Short exercise:
Answer these questions from the flume wood-transport text below.
(a) How many target areas are identified in the flume, and over what range of s?
(b) What sampling period was set?
(c) What is the approximate mass of one cylinder?

Text provided:
As shown by Figure 6, the peak of the numerical concentration follows the most probable position of the experimental logs, being able to model the delay of the fraction of the wood mass that flows nearer to the left bank (see in particular Figure 6c,d). Overall, the numerical wooden mass tends to spread towards the right side of the flume.

In Figure 6, the wood volume concentration limit is 0.001 m³/m³. The total transported mass in the channel reach, although varying in time with different patterns, is preserved by all the release modes, as shown in Figure 7, where it is compared with the total mass released in the channel.

3.3. Simulation Accuracy for the Single and Continuum Release Modes

To assess the model capacity in transporting surface wooden debris, ten target areas are identified in the flume from s = 4 m to s = 16 m (not to go beyond the downstream frame limit). The areas are contiguous, as shown in Figure 8a. Two areas (a, f) are upstream of the narrowing, two (e, j) are downstream of it. Six additional areas (b, c, d, g, h, i) are identified in the converging part, in the constriction and the diverging tract, and are limited by the flume walls and axis. To compare the experimental and the numerical results, the experimental mass is obtained as the sum of the wooden mass of the logs that are located in the target area at each sampling time. Note that one log is accounted for if its mass center is included in the area. The numerical normalized mass is obtained as the sum of the wood mass in each cell included in the target area at the sampling time.

Both the experiments and the simulations are time discrete, i.e., the results are given at a specific time instant. To provide a significant comparison, the data must be sampled with an equal frequency. The sampling frequency was determined by analyzing the power/frequency spectrum (Figure 9) of the average experimental streamwise position for the tests with release distance d_tr = (−40, 0, 40). As expected, the maximum frequency of 0.325 Hz corresponds to the release time interval of 3 s. According to the Shannon–Nyquist theorem, to avoid aliasing and information loss, the sampling period was set to 1.5 s, i.e., a frequency of 0.667 Hz, greater than twice the maximum frequency found through signal analysis. This sampling period was used both to sample the experimental results (the original data have a period of 0.0333 s, corresponding to the recording frame rate) and to write the output data for the numerical simulations. Note that this frequency does not affect the computational time step, defined in Section 2.2.

Figure 10, Figure 11 and Figure 12 compare the experimental and the numerical wood mass hydrographs in each target area, adopting either the Single release or the Continuum release mode, for the test series with release distance d_tr = (−20, 0, 20), d_tr = (−40, 0, 40), d_tr = (−60, 0, 60), respectively. Each graph shows how the wood mass varies since the mass enters and exits the area. In all the areas, the mass increases, then it reaches a plateau when the input and output are in balance, and finally, it decreases when the input of mass ends. The mass in each area never reaches the maximum (about 2.97 kg, as shown in Figure 7) since it starts to flow out to the next area before the input ends. The total mass results are thus distributed in the different areas at different times. Note that the mass of one cylinder is about 0.099 kg.

Dataset section:
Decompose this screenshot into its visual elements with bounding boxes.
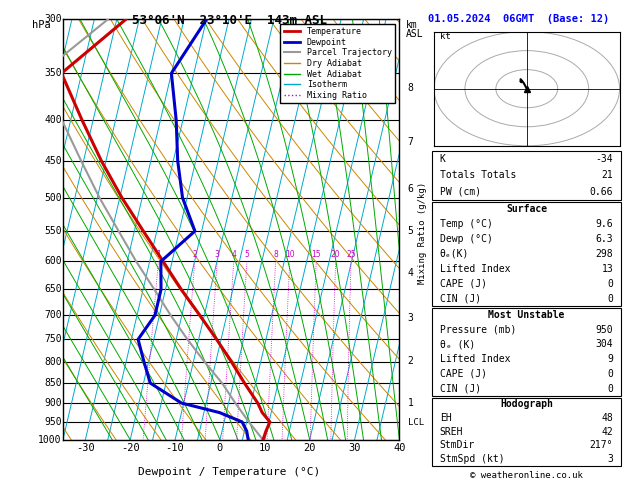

Right answer:
(a) Ten target areas, from s = 4 m to s = 16 m.
(b) 1.5 s, a frequency of 0.667 Hz.
(c) About 0.099 kg.